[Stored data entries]

=======

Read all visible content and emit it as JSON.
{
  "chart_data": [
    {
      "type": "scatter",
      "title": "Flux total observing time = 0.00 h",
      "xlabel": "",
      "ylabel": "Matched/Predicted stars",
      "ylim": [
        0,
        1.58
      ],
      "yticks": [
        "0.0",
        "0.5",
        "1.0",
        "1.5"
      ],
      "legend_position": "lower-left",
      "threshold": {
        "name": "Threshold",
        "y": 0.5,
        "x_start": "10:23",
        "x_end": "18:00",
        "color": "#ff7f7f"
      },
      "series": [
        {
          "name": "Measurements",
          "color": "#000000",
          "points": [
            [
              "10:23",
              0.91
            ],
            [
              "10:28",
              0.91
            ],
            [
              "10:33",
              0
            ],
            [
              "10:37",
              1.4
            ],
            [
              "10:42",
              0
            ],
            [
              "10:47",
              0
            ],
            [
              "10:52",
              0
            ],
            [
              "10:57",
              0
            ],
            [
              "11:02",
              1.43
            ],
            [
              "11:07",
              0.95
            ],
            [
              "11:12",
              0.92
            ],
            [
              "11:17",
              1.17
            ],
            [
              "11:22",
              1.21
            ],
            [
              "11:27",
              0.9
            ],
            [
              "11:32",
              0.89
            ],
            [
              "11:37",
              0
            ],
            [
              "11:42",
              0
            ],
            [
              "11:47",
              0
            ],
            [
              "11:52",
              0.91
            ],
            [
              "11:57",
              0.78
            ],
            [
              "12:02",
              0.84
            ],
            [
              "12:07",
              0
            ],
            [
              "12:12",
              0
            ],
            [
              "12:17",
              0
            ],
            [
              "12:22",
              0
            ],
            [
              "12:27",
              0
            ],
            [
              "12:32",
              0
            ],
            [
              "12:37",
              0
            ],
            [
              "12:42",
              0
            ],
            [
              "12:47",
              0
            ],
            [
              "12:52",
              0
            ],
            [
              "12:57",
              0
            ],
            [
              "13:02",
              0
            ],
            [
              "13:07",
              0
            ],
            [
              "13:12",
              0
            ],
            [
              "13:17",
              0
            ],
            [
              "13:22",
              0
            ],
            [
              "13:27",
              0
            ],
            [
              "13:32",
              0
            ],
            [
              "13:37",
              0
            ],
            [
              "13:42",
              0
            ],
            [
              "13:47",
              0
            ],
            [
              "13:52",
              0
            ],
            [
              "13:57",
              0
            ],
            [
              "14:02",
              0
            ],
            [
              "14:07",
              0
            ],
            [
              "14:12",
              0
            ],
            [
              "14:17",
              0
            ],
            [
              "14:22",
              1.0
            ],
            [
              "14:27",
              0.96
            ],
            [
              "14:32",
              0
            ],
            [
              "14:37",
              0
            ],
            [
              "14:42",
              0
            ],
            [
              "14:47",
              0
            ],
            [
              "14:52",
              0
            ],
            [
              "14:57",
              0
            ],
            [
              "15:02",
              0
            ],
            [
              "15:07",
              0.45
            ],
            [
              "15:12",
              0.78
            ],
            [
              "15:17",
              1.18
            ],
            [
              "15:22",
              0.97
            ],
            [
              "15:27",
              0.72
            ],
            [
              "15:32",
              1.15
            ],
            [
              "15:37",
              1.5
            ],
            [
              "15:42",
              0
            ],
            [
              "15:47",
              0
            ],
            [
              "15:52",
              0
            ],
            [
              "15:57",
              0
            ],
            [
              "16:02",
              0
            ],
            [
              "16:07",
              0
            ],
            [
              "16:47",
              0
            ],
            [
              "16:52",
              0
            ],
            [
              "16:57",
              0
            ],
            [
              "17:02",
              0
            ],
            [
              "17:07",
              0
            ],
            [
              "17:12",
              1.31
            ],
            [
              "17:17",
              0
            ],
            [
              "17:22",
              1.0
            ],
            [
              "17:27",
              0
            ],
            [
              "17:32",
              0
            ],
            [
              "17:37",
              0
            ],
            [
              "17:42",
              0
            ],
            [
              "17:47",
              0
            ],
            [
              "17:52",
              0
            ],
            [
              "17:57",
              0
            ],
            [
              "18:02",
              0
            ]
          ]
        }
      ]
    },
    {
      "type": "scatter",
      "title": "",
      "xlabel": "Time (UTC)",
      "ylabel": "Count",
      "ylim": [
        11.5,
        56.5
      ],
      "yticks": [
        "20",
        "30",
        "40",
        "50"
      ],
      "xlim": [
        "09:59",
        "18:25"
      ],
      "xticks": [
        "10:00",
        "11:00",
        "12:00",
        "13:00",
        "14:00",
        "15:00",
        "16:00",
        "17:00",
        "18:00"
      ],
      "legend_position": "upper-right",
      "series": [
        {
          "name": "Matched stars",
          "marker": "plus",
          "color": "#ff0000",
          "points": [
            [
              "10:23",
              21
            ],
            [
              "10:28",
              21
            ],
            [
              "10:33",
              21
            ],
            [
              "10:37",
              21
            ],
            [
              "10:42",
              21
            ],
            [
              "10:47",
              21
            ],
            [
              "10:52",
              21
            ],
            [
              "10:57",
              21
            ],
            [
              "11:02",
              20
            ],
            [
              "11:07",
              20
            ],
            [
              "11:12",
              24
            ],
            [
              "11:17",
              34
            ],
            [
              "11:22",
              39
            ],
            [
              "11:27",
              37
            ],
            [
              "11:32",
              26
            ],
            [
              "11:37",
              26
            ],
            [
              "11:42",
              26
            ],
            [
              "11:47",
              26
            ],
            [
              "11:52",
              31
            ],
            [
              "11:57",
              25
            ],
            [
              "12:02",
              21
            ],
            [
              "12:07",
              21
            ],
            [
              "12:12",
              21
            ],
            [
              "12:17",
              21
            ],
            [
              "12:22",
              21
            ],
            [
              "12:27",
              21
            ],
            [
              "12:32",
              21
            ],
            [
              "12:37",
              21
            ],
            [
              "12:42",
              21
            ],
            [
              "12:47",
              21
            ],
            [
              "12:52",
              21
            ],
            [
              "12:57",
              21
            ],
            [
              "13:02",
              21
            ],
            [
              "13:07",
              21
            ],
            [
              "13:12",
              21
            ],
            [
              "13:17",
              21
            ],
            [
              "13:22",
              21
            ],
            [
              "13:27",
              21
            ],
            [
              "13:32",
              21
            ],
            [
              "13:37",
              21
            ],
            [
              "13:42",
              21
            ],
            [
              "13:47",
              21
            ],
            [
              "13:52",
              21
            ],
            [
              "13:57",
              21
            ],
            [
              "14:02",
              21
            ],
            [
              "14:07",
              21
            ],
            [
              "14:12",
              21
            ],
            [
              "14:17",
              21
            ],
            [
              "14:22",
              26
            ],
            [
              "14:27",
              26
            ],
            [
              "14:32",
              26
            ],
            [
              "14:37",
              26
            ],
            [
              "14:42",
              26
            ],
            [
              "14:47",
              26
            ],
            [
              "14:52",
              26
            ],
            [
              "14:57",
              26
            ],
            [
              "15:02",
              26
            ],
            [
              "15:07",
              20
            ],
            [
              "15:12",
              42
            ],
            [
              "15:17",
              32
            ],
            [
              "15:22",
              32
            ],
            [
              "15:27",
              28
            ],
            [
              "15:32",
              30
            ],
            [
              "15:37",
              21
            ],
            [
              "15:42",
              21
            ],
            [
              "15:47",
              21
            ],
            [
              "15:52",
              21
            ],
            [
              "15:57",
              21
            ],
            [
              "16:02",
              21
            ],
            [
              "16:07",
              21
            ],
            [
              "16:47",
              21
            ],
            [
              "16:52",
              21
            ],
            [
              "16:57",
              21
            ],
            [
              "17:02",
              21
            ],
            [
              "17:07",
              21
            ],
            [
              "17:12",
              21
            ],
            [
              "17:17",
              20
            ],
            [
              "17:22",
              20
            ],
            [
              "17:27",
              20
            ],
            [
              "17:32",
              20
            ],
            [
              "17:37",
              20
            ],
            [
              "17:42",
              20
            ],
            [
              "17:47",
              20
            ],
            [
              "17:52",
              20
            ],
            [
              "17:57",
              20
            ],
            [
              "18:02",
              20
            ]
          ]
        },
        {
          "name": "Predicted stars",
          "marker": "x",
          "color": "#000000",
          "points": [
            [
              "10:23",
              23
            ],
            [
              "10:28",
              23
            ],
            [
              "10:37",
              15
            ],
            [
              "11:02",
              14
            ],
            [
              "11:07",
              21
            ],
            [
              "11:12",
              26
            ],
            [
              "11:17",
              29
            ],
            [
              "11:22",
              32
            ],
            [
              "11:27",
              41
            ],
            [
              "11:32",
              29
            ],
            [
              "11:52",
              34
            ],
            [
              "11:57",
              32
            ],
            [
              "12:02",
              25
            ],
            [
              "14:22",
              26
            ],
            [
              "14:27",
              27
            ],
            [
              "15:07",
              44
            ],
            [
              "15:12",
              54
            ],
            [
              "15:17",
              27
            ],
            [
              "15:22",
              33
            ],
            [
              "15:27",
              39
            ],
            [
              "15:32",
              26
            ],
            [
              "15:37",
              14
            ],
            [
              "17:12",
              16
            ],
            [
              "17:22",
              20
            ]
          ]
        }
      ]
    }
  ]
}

=======

Exercise details: Pick out every line above that contains the word "color" and copy it.

Task solution:
        "color": "#ff7f7f"
          "color": "#000000",
          "color": "#ff0000",
          "color": "#000000",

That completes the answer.